▸ **DATA ROWS**
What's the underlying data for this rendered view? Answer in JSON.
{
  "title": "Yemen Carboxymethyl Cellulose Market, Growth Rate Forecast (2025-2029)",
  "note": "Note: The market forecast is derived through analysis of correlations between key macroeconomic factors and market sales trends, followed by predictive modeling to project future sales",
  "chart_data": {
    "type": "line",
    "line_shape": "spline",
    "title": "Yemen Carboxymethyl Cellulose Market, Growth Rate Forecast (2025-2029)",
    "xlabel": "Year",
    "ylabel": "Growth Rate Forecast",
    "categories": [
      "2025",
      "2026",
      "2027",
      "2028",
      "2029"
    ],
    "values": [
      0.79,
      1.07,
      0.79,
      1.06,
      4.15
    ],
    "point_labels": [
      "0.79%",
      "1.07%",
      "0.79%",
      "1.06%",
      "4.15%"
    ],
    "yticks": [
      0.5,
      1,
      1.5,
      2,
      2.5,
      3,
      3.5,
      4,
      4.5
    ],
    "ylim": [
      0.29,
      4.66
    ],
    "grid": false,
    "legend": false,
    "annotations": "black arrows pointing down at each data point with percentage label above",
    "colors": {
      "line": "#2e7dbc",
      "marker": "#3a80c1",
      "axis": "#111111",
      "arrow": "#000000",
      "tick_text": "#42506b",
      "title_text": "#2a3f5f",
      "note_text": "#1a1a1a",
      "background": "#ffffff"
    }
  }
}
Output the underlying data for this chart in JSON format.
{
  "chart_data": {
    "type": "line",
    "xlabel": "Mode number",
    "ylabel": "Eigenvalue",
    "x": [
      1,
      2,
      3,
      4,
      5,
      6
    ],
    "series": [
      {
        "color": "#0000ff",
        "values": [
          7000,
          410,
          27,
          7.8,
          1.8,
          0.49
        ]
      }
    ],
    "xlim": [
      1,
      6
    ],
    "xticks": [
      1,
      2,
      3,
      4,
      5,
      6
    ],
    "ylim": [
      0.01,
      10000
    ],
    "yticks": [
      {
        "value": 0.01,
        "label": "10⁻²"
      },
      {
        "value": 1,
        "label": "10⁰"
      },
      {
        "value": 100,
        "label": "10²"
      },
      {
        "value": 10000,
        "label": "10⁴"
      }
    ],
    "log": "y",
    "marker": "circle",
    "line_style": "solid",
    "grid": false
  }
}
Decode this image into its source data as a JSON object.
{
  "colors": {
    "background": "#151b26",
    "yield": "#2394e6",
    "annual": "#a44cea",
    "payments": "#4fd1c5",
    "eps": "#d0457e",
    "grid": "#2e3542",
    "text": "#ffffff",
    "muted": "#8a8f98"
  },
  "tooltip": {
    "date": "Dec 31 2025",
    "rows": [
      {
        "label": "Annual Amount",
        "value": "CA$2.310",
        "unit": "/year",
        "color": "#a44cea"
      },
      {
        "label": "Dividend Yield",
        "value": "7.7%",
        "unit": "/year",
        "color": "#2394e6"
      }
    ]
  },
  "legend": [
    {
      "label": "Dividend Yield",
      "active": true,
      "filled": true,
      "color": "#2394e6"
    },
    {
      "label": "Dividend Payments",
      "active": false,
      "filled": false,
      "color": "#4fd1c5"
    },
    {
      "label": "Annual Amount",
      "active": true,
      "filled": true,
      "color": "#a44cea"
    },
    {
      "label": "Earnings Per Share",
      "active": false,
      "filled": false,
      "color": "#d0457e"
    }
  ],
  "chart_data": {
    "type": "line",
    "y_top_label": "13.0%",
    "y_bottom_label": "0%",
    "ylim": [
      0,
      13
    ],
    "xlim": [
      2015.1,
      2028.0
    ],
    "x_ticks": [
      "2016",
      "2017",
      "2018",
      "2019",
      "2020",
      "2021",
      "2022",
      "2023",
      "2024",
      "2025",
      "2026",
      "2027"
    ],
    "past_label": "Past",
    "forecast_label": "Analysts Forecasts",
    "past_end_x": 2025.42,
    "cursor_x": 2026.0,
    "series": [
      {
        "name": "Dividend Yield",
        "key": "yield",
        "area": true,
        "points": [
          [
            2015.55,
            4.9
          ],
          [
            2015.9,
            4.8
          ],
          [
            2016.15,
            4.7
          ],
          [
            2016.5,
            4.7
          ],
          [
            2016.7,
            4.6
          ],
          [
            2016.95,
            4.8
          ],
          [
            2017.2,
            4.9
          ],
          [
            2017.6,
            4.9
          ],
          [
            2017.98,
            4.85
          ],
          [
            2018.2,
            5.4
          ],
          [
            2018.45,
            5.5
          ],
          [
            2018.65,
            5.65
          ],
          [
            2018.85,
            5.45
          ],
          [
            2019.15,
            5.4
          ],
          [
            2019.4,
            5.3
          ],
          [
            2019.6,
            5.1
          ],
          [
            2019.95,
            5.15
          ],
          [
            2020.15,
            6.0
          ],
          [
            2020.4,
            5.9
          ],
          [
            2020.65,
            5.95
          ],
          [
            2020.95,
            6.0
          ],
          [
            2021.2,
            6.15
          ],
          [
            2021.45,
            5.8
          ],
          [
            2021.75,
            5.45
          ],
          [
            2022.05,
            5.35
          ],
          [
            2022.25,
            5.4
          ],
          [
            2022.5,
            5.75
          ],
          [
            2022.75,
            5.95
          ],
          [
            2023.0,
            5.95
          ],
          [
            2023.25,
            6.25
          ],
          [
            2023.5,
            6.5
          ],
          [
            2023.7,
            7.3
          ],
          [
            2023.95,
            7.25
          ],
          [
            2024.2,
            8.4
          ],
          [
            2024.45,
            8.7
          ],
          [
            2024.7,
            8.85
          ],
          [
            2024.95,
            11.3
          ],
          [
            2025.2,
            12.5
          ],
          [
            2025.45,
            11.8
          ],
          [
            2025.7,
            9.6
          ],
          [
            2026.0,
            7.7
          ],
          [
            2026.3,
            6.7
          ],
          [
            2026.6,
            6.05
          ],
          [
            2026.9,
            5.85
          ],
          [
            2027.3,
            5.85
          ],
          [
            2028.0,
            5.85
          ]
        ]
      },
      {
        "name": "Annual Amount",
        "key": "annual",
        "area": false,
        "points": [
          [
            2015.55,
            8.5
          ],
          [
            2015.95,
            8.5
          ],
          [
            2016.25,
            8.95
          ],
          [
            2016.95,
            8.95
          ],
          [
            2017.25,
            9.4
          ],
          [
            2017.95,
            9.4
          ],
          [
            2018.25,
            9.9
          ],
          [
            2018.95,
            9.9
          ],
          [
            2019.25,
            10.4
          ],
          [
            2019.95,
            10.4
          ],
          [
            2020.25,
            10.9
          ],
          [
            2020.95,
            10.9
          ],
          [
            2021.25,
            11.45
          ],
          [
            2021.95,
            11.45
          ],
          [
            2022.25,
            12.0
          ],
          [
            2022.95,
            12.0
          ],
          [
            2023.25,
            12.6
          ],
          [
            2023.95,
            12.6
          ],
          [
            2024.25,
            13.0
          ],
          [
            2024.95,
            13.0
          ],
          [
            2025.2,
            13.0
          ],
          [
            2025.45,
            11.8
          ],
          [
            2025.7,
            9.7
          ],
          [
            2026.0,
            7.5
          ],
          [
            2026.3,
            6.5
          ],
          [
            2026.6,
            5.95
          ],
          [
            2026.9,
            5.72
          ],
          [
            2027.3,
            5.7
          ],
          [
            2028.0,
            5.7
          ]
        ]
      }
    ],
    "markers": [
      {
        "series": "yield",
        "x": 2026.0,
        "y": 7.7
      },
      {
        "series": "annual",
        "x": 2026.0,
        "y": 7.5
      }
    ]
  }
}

▸ **GIVEN EXERCISE**
Reproduce the full listing word for word.

▸ **WRITTEN ANSWER**
What's the underlying data for this rendered view? Answer in JSON.
{
  "title": "Yemen Carboxymethyl Cellulose Market, Growth Rate Forecast (2025-2029)",
  "note": "Note: The market forecast is derived through analysis of correlations between key macroeconomic factors and market sales trends, followed by predictive modeling to project future sales",
  "chart_data": {
    "type": "line",
    "line_shape": "spline",
    "title": "Yemen Carboxymethyl Cellulose Market, Growth Rate Forecast (2025-2029)",
    "xlabel": "Year",
    "ylabel": "Growth Rate Forecast",
    "categories": [
      "2025",
      "2026",
      "2027",
      "2028",
      "2029"
    ],
    "values": [
      0.79,
      1.07,
      0.79,
      1.06,
      4.15
    ],
    "point_labels": [
      "0.79%",
      "1.07%",
      "0.79%",
      "1.06%",
      "4.15%"
    ],
    "yticks": [
      0.5,
      1,
      1.5,
      2,
      2.5,
      3,
      3.5,
      4,
      4.5
    ],
    "ylim": [
      0.29,
      4.66
    ],
    "grid": false,
    "legend": false,
    "annotations": "black arrows pointing down at each data point with percentage label above",
    "colors": {
      "line": "#2e7dbc",
      "marker": "#3a80c1",
      "axis": "#111111",
      "arrow": "#000000",
      "tick_text": "#42506b",
      "title_text": "#2a3f5f",
      "note_text": "#1a1a1a",
      "background": "#ffffff"
    }
  }
}
Output the underlying data for this chart in JSON format.
{
  "chart_data": {
    "type": "line",
    "xlabel": "Mode number",
    "ylabel": "Eigenvalue",
    "x": [
      1,
      2,
      3,
      4,
      5,
      6
    ],
    "series": [
      {
        "color": "#0000ff",
        "values": [
          7000,
          410,
          27,
          7.8,
          1.8,
          0.49
        ]
      }
    ],
    "xlim": [
      1,
      6
    ],
    "xticks": [
      1,
      2,
      3,
      4,
      5,
      6
    ],
    "ylim": [
      0.01,
      10000
    ],
    "yticks": [
      {
        "value": 0.01,
        "label": "10⁻²"
      },
      {
        "value": 1,
        "label": "10⁰"
      },
      {
        "value": 100,
        "label": "10²"
      },
      {
        "value": 10000,
        "label": "10⁴"
      }
    ],
    "log": "y",
    "marker": "circle",
    "line_style": "solid",
    "grid": false
  }
}
Decode this image into its source data as a JSON object.
{
  "colors": {
    "background": "#151b26",
    "yield": "#2394e6",
    "annual": "#a44cea",
    "payments": "#4fd1c5",
    "eps": "#d0457e",
    "grid": "#2e3542",
    "text": "#ffffff",
    "muted": "#8a8f98"
  },
  "tooltip": {
    "date": "Dec 31 2025",
    "rows": [
      {
        "label": "Annual Amount",
        "value": "CA$2.310",
        "unit": "/year",
        "color": "#a44cea"
      },
      {
        "label": "Dividend Yield",
        "value": "7.7%",
        "unit": "/year",
        "color": "#2394e6"
      }
    ]
  },
  "legend": [
    {
      "label": "Dividend Yield",
      "active": true,
      "filled": true,
      "color": "#2394e6"
    },
    {
      "label": "Dividend Payments",
      "active": false,
      "filled": false,
      "color": "#4fd1c5"
    },
    {
      "label": "Annual Amount",
      "active": true,
      "filled": true,
      "color": "#a44cea"
    },
    {
      "label": "Earnings Per Share",
      "active": false,
      "filled": false,
      "color": "#d0457e"
    }
  ],
  "chart_data": {
    "type": "line",
    "y_top_label": "13.0%",
    "y_bottom_label": "0%",
    "ylim": [
      0,
      13
    ],
    "xlim": [
      2015.1,
      2028.0
    ],
    "x_ticks": [
      "2016",
      "2017",
      "2018",
      "2019",
      "2020",
      "2021",
      "2022",
      "2023",
      "2024",
      "2025",
      "2026",
      "2027"
    ],
    "past_label": "Past",
    "forecast_label": "Analysts Forecasts",
    "past_end_x": 2025.42,
    "cursor_x": 2026.0,
    "series": [
      {
        "name": "Dividend Yield",
        "key": "yield",
        "area": true,
        "points": [
          [
            2015.55,
            4.9
          ],
          [
            2015.9,
            4.8
          ],
          [
            2016.15,
            4.7
          ],
          [
            2016.5,
            4.7
          ],
          [
            2016.7,
            4.6
          ],
          [
            2016.95,
            4.8
          ],
          [
            2017.2,
            4.9
          ],
          [
            2017.6,
            4.9
          ],
          [
            2017.98,
            4.85
          ],
          [
            2018.2,
            5.4
          ],
          [
            2018.45,
            5.5
          ],
          [
            2018.65,
            5.65
          ],
          [
            2018.85,
            5.45
          ],
          [
            2019.15,
            5.4
          ],
          [
            2019.4,
            5.3
          ],
          [
            2019.6,
            5.1
          ],
          [
            2019.95,
            5.15
          ],
          [
            2020.15,
            6.0
          ],
          [
            2020.4,
            5.9
          ],
          [
            2020.65,
            5.95
          ],
          [
            2020.95,
            6.0
          ],
          [
            2021.2,
            6.15
          ],
          [
            2021.45,
            5.8
          ],
          [
            2021.75,
            5.45
          ],
          [
            2022.05,
            5.35
          ],
          [
            2022.25,
            5.4
          ],
          [
            2022.5,
            5.75
          ],
          [
            2022.75,
            5.95
          ],
          [
            2023.0,
            5.95
          ],
          [
            2023.25,
            6.25
          ],
          [
            2023.5,
            6.5
          ],
          [
            2023.7,
            7.3
          ],
          [
            2023.95,
            7.25
          ],
          [
            2024.2,
            8.4
          ],
          [
            2024.45,
            8.7
          ],
          [
            2024.7,
            8.85
          ],
          [
            2024.95,
            11.3
          ],
          [
            2025.2,
            12.5
          ],
          [
            2025.45,
            11.8
          ],
          [
            2025.7,
            9.6
          ],
          [
            2026.0,
            7.7
          ],
          [
            2026.3,
            6.7
          ],
          [
            2026.6,
            6.05
          ],
          [
            2026.9,
            5.85
          ],
          [
            2027.3,
            5.85
          ],
          [
            2028.0,
            5.85
          ]
        ]
      },
      {
        "name": "Annual Amount",
        "key": "annual",
        "area": false,
        "points": [
          [
            2015.55,
            8.5
          ],
          [
            2015.95,
            8.5
          ],
          [
            2016.25,
            8.95
          ],
          [
            2016.95,
            8.95
          ],
          [
            2017.25,
            9.4
          ],
          [
            2017.95,
            9.4
          ],
          [
            2018.25,
            9.9
          ],
          [
            2018.95,
            9.9
          ],
          [
            2019.25,
            10.4
          ],
          [
            2019.95,
            10.4
          ],
          [
            2020.25,
            10.9
          ],
          [
            2020.95,
            10.9
          ],
          [
            2021.25,
            11.45
          ],
          [
            2021.95,
            11.45
          ],
          [
            2022.25,
            12.0
          ],
          [
            2022.95,
            12.0
          ],
          [
            2023.25,
            12.6
          ],
          [
            2023.95,
            12.6
          ],
          [
            2024.25,
            13.0
          ],
          [
            2024.95,
            13.0
          ],
          [
            2025.2,
            13.0
          ],
          [
            2025.45,
            11.8
          ],
          [
            2025.7,
            9.7
          ],
          [
            2026.0,
            7.5
          ],
          [
            2026.3,
            6.5
          ],
          [
            2026.6,
            5.95
          ],
          [
            2026.9,
            5.72
          ],
          [
            2027.3,
            5.7
          ],
          [
            2028.0,
            5.7
          ]
        ]
      }
    ],
    "markers": [
      {
        "series": "yield",
        "x": 2026.0,
        "y": 7.7
      },
      {
        "series": "annual",
        "x": 2026.0,
        "y": 7.5
      }
    ]
  }
}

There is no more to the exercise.